══ INPUT DATA ══

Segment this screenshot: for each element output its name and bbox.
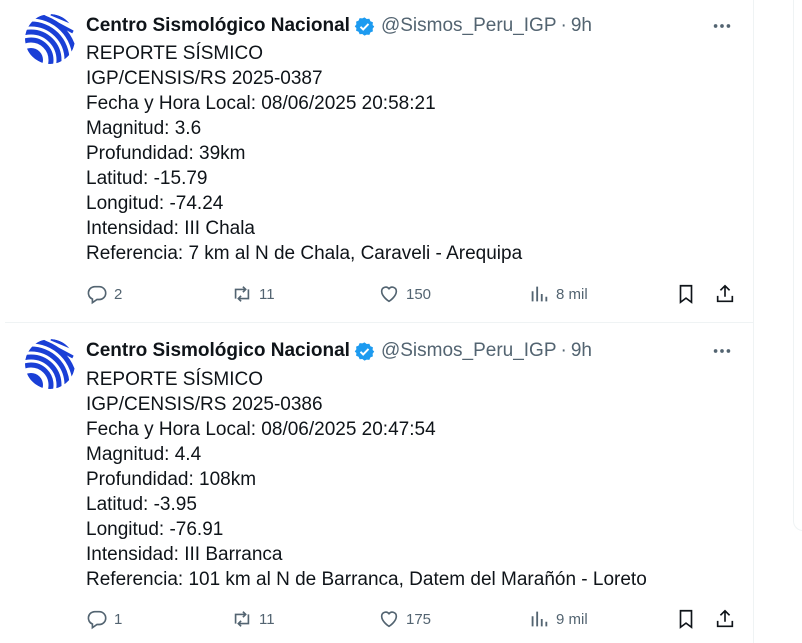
timestamp[interactable]: 9h	[571, 15, 592, 37]
igp-logo-icon	[25, 14, 75, 64]
views-icon	[531, 286, 548, 302]
more-icon[interactable]	[707, 14, 737, 38]
like-icon	[380, 611, 398, 628]
repost-count: 11	[259, 610, 275, 628]
tweet-line: Fecha y Hora Local: 08/06/2025 20:58:21	[86, 93, 436, 114]
views-button[interactable]: 9 mil	[528, 607, 588, 631]
tweet-line: Intensidad: III Barranca	[86, 544, 283, 565]
repost-button[interactable]: 11	[231, 282, 275, 306]
avatar[interactable]	[25, 14, 75, 64]
verified-badge-icon	[354, 16, 375, 36]
tweet-card[interactable]: Centro Sismológico Nacional @Sismos_Peru…	[5, 322, 753, 643]
tweet-line: Longitud: -76.91	[86, 519, 224, 540]
tweet-header: Centro Sismológico Nacional @Sismos_Peru…	[86, 14, 592, 38]
share-button[interactable]	[714, 282, 736, 306]
repost-icon	[234, 286, 250, 302]
tweet-actions: 1 11 175 9 mil	[86, 607, 741, 631]
author-handle[interactable]: @Sismos_Peru_IGP	[381, 340, 557, 362]
separator-dot: ·	[560, 15, 567, 36]
like-button[interactable]: 175	[378, 607, 431, 631]
tweet-actions: 2 11 150 8 mil	[86, 282, 741, 306]
like-button[interactable]: 150	[378, 282, 431, 306]
tweet-line: Intensidad: III Chala	[86, 218, 255, 239]
tweet-line: Magnitud: 4.4	[86, 444, 202, 465]
share-icon	[716, 284, 734, 303]
tweet-line: IGP/CENSIS/RS 2025-0386	[86, 394, 323, 415]
like-icon	[380, 286, 398, 303]
tweet-line: Magnitud: 3.6	[86, 118, 202, 139]
reply-button[interactable]: 2	[86, 282, 122, 306]
bookmark-icon	[679, 284, 693, 304]
separator-dot: ·	[560, 340, 567, 361]
bookmark-icon	[679, 609, 693, 629]
views-count: 8 mil	[556, 285, 588, 303]
tweet-line: Fecha y Hora Local: 08/06/2025 20:47:54	[86, 419, 436, 440]
reply-count: 2	[114, 285, 123, 303]
views-button[interactable]: 8 mil	[528, 282, 588, 306]
reply-button[interactable]: 1	[86, 607, 122, 631]
more-icon[interactable]	[707, 339, 737, 363]
author-name[interactable]: Centro Sismológico Nacional	[86, 15, 350, 37]
tweet-line: Longitud: -74.24	[86, 193, 224, 214]
share-icon	[716, 609, 734, 628]
tweet-header: Centro Sismológico Nacional @Sismos_Peru…	[86, 339, 592, 363]
author-name[interactable]: Centro Sismológico Nacional	[86, 340, 350, 362]
tweet-line: Latitud: -3.95	[86, 494, 197, 515]
avatar[interactable]	[25, 339, 75, 389]
tweet-line: Referencia: 101 km al N de Barranca, Dat…	[86, 569, 647, 590]
reply-icon	[87, 285, 107, 305]
tweet-text: REPORTE SÍSMICO IGP/CENSIS/RS 2025-0387 …	[86, 41, 736, 266]
igp-logo-icon	[25, 339, 75, 389]
views-count: 9 mil	[556, 610, 588, 628]
repost-icon	[234, 611, 250, 627]
timestamp[interactable]: 9h	[571, 340, 592, 362]
tweet-text: REPORTE SÍSMICO IGP/CENSIS/RS 2025-0386 …	[86, 367, 736, 592]
tweet-line: Profundidad: 108km	[86, 469, 257, 490]
tweet-line: REPORTE SÍSMICO	[86, 369, 264, 390]
repost-count: 11	[259, 285, 275, 303]
right-panel-edge	[793, 0, 802, 531]
tweet-card[interactable]: Centro Sismológico Nacional @Sismos_Peru…	[5, 0, 753, 322]
tweet-line: IGP/CENSIS/RS 2025-0387	[86, 68, 323, 89]
author-handle[interactable]: @Sismos_Peru_IGP	[381, 15, 557, 37]
tweet-line: Profundidad: 39km	[86, 143, 246, 164]
bookmark-button[interactable]	[675, 607, 697, 631]
timeline-feed: Centro Sismológico Nacional @Sismos_Peru…	[5, 0, 754, 643]
like-count: 175	[406, 610, 432, 628]
views-icon	[531, 611, 548, 627]
repost-button[interactable]: 11	[231, 607, 275, 631]
bookmark-button[interactable]	[675, 282, 697, 306]
like-count: 150	[406, 285, 432, 303]
tweet-line: Referencia: 7 km al N de Chala, Caraveli…	[86, 243, 523, 264]
tweet-line: REPORTE SÍSMICO	[86, 43, 264, 64]
reply-count: 1	[114, 610, 123, 628]
tweet-line: Latitud: -15.79	[86, 168, 208, 189]
share-button[interactable]	[714, 607, 736, 631]
reply-icon	[87, 610, 107, 630]
verified-badge-icon	[354, 341, 375, 361]
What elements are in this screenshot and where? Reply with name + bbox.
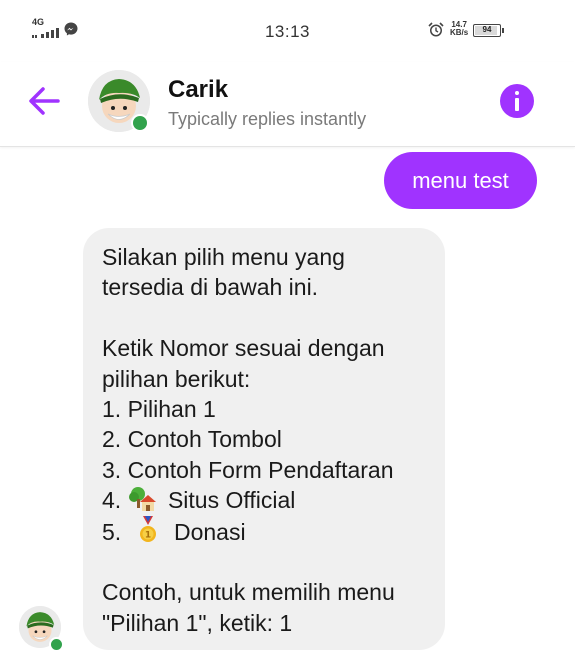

═══

WHAT IS ASKED: Please return all of the lines above word for word, leaving out the pictures.

EXERCISE RESPONSE:
Segment this screenshot: for each element output its name and bbox.
timestamp[interactable]: 9h	[571, 15, 592, 37]
igp-logo-icon	[25, 14, 75, 64]
views-icon	[531, 286, 548, 302]
more-icon[interactable]	[707, 14, 737, 38]
like-icon	[380, 611, 398, 628]
repost-count: 11	[259, 610, 275, 628]
tweet-line: Fecha y Hora Local: 08/06/2025 20:58:21	[86, 93, 436, 114]
views-button[interactable]: 9 mil	[528, 607, 588, 631]
tweet-line: Intensidad: III Barranca	[86, 544, 283, 565]
repost-button[interactable]: 11	[231, 282, 275, 306]
avatar[interactable]	[25, 14, 75, 64]
verified-badge-icon	[354, 16, 375, 36]
tweet-card[interactable]: Centro Sismológico Nacional @Sismos_Peru…	[5, 322, 753, 643]
tweet-line: Longitud: -76.91	[86, 519, 224, 540]
tweet-header: Centro Sismológico Nacional @Sismos_Peru…	[86, 14, 592, 38]
share-button[interactable]	[714, 282, 736, 306]
repost-icon	[234, 286, 250, 302]
tweet-actions: 1 11 175 9 mil	[86, 607, 741, 631]
author-handle[interactable]: @Sismos_Peru_IGP	[381, 340, 557, 362]
separator-dot: ·	[560, 15, 567, 36]
like-button[interactable]: 175	[378, 607, 431, 631]
tweet-actions: 2 11 150 8 mil	[86, 282, 741, 306]
like-button[interactable]: 150	[378, 282, 431, 306]
tweet-line: Intensidad: III Chala	[86, 218, 255, 239]
tweet-line: Magnitud: 4.4	[86, 444, 202, 465]
share-icon	[716, 284, 734, 303]
tweet-line: IGP/CENSIS/RS 2025-0386	[86, 394, 323, 415]
like-icon	[380, 286, 398, 303]
tweet-line: Magnitud: 3.6	[86, 118, 202, 139]
reply-button[interactable]: 2	[86, 282, 122, 306]
bookmark-icon	[679, 284, 693, 304]
separator-dot: ·	[560, 340, 567, 361]
bookmark-icon	[679, 609, 693, 629]
views-count: 8 mil	[556, 285, 588, 303]
tweet-line: Fecha y Hora Local: 08/06/2025 20:47:54	[86, 419, 436, 440]
reply-count: 2	[114, 285, 123, 303]
views-button[interactable]: 8 mil	[528, 282, 588, 306]
reply-button[interactable]: 1	[86, 607, 122, 631]
more-icon[interactable]	[707, 339, 737, 363]
author-name[interactable]: Centro Sismológico Nacional	[86, 15, 350, 37]
tweet-line: Longitud: -74.24	[86, 193, 224, 214]
share-icon	[716, 609, 734, 628]
tweet-header: Centro Sismológico Nacional @Sismos_Peru…	[86, 339, 592, 363]
author-name[interactable]: Centro Sismológico Nacional	[86, 340, 350, 362]
tweet-line: Latitud: -3.95	[86, 494, 197, 515]
avatar[interactable]	[25, 339, 75, 389]
tweet-line: Referencia: 101 km al N de Barranca, Dat…	[86, 569, 647, 590]
reply-icon	[87, 285, 107, 305]
tweet-text: REPORTE SÍSMICO IGP/CENSIS/RS 2025-0387 …	[86, 41, 736, 266]
igp-logo-icon	[25, 339, 75, 389]
views-count: 9 mil	[556, 610, 588, 628]
repost-icon	[234, 611, 250, 627]
timestamp[interactable]: 9h	[571, 340, 592, 362]
tweet-text: REPORTE SÍSMICO IGP/CENSIS/RS 2025-0386 …	[86, 367, 736, 592]
tweet-line: Profundidad: 108km	[86, 469, 257, 490]
tweet-line: REPORTE SÍSMICO	[86, 369, 264, 390]
repost-count: 11	[259, 285, 275, 303]
right-panel-edge	[793, 0, 802, 531]
tweet-card[interactable]: Centro Sismológico Nacional @Sismos_Peru…	[5, 0, 753, 322]
tweet-line: IGP/CENSIS/RS 2025-0387	[86, 68, 323, 89]
author-handle[interactable]: @Sismos_Peru_IGP	[381, 15, 557, 37]
tweet-line: Profundidad: 39km	[86, 143, 246, 164]
bookmark-button[interactable]	[675, 607, 697, 631]
timeline-feed: Centro Sismológico Nacional @Sismos_Peru…	[5, 0, 754, 643]
like-count: 175	[406, 610, 432, 628]
views-icon	[531, 611, 548, 627]
repost-button[interactable]: 11	[231, 607, 275, 631]
bookmark-button[interactable]	[675, 282, 697, 306]
like-count: 150	[406, 285, 432, 303]
tweet-line: Referencia: 7 km al N de Chala, Caraveli…	[86, 243, 523, 264]
tweet-line: REPORTE SÍSMICO	[86, 43, 264, 64]
reply-count: 1	[114, 610, 123, 628]
tweet-line: Latitud: -15.79	[86, 168, 208, 189]
share-button[interactable]	[714, 607, 736, 631]
reply-icon	[87, 610, 107, 630]
verified-badge-icon	[354, 341, 375, 361]
What elements are in this screenshot and where? Reply with name + bbox.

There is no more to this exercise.